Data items
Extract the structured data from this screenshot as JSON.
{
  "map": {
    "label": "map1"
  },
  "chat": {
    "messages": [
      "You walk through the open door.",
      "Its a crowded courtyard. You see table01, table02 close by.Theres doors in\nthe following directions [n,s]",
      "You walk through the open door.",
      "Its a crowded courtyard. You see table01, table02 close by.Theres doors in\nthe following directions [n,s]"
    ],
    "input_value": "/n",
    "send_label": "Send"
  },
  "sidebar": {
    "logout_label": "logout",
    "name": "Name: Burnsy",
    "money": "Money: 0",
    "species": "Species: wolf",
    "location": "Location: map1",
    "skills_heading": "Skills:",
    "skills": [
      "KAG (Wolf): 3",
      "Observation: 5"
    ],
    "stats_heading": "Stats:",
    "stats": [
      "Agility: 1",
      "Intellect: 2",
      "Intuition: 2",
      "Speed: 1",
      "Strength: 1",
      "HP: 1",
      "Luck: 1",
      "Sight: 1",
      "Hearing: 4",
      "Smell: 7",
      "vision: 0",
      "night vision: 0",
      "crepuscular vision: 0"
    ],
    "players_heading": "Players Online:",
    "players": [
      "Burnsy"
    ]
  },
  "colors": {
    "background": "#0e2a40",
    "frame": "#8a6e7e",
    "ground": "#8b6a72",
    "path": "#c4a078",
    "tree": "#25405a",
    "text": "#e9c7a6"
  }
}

→ **Objective**
Find the string "Theres" in the entries above and return each line that holds it.

→ **Completed exercise**
      "Its a crowded courtyard. You see table01, table02 close by.Theres doors in\nthe following directions [n,s]",
      "Its a crowded courtyard. You see table01, table02 close by.Theres doors in\nthe following directions [n,s]"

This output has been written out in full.